EXERCISE TASK » Each line of the listing that contains the word "Keine" is to be copied.

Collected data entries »
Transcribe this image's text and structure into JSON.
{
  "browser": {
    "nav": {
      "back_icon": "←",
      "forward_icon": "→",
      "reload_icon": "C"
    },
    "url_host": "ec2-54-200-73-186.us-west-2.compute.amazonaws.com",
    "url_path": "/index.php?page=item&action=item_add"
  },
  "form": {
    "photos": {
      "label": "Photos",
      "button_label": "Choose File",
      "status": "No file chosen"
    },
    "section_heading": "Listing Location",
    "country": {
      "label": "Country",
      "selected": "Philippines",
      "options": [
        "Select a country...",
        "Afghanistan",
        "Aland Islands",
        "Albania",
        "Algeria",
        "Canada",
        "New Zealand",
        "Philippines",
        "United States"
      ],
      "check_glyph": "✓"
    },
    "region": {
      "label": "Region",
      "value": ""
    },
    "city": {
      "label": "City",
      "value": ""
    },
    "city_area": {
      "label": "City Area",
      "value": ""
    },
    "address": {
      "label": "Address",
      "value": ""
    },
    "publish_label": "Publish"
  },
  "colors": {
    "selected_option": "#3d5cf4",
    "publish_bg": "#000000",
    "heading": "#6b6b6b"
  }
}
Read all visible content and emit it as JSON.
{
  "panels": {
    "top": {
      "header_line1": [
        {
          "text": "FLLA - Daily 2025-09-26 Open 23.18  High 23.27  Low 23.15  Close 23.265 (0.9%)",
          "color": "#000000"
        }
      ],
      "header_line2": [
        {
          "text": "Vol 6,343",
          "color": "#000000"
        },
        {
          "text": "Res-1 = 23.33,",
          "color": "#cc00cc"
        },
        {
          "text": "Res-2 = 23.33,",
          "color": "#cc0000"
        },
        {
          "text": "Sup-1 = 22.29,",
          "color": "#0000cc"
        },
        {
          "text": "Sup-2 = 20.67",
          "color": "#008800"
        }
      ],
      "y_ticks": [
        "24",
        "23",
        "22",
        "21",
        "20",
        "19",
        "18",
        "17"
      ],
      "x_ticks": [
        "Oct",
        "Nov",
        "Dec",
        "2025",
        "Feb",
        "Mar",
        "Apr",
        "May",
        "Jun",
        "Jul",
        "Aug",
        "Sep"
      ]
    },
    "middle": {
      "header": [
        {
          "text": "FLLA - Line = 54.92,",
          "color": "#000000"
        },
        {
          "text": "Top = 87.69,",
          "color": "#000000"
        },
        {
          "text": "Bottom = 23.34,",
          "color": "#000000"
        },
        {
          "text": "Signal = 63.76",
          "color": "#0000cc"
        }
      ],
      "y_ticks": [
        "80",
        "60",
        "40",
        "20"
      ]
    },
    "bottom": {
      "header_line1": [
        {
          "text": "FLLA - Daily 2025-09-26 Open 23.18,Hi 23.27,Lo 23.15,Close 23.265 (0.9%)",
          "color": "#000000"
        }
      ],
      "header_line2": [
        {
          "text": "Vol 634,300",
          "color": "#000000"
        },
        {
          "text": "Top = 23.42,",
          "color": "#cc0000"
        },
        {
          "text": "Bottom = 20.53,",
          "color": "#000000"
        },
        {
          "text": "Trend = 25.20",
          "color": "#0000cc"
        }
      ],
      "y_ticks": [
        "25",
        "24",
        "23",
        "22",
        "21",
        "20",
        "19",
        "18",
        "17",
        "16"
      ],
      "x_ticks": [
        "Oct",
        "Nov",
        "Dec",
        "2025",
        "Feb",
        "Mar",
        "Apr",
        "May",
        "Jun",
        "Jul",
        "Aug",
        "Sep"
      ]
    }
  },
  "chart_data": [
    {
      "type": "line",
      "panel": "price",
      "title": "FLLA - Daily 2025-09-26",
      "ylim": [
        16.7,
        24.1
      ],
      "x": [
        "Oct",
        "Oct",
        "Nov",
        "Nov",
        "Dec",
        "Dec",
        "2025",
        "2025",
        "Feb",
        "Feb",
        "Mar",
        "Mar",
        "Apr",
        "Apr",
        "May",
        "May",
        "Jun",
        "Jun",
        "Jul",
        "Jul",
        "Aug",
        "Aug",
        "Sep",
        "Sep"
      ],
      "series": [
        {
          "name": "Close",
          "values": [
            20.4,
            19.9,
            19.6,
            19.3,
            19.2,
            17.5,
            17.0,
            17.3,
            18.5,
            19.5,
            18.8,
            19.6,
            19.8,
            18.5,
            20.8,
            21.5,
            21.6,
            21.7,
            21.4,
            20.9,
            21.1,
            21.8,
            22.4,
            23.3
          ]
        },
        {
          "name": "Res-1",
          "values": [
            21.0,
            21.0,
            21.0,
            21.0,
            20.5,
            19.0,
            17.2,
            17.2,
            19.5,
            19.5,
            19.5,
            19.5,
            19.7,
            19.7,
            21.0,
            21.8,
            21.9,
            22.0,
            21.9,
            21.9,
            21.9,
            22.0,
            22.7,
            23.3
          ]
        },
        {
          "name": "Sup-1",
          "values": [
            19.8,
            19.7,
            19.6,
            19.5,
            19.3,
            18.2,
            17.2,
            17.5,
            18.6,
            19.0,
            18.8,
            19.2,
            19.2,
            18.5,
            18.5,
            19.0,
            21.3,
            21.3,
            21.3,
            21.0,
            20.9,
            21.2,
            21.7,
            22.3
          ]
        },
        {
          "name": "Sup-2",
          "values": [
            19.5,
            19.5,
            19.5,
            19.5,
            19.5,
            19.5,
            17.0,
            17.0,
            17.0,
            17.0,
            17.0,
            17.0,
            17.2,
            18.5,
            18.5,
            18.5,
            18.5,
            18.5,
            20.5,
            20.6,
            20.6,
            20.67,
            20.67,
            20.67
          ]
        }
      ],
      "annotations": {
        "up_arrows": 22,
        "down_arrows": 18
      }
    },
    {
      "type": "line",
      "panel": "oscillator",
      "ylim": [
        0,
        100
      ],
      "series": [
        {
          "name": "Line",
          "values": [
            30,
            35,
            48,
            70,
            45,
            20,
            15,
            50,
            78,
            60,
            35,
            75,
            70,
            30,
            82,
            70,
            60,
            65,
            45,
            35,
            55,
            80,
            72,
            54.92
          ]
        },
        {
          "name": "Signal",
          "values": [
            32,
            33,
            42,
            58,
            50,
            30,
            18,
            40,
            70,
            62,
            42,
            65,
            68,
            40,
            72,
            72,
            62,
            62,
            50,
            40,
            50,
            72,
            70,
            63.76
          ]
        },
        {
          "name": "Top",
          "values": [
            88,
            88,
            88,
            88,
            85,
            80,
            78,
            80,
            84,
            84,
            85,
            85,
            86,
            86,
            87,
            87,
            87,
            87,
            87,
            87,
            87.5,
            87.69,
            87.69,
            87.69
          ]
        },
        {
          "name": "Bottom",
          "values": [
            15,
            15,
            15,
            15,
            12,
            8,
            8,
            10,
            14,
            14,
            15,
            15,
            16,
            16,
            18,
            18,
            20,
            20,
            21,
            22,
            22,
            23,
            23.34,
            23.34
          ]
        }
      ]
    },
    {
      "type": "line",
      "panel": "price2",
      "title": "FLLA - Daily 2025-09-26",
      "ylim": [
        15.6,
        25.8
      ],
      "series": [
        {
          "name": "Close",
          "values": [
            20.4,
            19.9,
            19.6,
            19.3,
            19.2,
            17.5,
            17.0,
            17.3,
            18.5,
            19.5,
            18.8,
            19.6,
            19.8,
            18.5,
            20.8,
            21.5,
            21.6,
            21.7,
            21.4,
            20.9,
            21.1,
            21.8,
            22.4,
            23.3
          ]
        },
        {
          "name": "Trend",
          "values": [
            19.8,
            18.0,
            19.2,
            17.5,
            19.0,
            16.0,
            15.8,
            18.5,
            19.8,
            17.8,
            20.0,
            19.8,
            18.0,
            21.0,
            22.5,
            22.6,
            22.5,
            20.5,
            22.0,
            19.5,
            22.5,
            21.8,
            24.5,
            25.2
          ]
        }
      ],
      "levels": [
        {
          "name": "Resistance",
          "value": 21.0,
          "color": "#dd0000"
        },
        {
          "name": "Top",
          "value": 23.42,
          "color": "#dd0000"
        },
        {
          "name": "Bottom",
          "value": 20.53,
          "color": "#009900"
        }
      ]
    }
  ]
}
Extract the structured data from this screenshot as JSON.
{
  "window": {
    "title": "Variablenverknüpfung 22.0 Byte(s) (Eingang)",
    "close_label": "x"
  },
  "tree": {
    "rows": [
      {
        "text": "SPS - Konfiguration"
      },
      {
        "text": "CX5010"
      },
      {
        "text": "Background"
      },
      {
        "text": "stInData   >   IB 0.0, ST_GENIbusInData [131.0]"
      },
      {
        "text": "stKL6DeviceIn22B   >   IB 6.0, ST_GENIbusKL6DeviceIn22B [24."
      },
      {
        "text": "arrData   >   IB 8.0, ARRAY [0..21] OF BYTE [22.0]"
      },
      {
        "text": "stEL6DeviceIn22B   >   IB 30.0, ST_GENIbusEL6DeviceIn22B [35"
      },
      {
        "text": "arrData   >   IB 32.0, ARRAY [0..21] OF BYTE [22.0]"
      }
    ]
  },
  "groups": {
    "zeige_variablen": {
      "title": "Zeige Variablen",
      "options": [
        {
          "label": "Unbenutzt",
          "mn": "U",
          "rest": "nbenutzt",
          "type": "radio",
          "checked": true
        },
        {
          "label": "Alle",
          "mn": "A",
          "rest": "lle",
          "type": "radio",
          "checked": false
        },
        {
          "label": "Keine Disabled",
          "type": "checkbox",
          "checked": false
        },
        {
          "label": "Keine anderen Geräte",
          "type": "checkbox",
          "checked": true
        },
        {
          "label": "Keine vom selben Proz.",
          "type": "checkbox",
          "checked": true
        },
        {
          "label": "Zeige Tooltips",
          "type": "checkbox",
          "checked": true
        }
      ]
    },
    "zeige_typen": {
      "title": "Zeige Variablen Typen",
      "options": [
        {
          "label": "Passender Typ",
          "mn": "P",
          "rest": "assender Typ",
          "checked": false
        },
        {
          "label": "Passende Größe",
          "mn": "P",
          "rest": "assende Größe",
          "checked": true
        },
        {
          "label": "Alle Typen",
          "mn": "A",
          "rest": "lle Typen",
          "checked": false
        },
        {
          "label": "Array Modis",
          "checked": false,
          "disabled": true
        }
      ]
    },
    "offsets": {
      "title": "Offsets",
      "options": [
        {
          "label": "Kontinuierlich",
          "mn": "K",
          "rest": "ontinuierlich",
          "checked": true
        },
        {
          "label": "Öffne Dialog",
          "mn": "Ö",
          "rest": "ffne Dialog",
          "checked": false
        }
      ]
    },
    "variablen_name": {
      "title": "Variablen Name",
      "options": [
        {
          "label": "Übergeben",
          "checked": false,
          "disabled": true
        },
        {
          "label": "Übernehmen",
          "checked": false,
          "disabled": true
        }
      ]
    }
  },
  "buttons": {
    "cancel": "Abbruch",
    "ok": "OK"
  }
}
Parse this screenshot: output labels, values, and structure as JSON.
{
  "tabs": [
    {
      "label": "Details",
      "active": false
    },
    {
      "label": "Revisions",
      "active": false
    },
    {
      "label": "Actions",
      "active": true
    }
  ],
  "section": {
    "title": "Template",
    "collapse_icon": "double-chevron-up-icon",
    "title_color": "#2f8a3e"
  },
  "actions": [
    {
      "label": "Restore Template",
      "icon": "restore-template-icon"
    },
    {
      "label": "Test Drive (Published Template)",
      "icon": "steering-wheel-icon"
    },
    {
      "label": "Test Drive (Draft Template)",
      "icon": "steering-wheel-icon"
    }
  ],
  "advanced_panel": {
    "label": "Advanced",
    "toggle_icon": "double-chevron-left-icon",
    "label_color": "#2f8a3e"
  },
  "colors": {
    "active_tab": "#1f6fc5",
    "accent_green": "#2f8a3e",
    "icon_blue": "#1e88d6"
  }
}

ANSWER BELOW »
          "label": "Keine Disabled",
          "label": "Keine anderen Geräte",
          "label": "Keine vom selben Proz.",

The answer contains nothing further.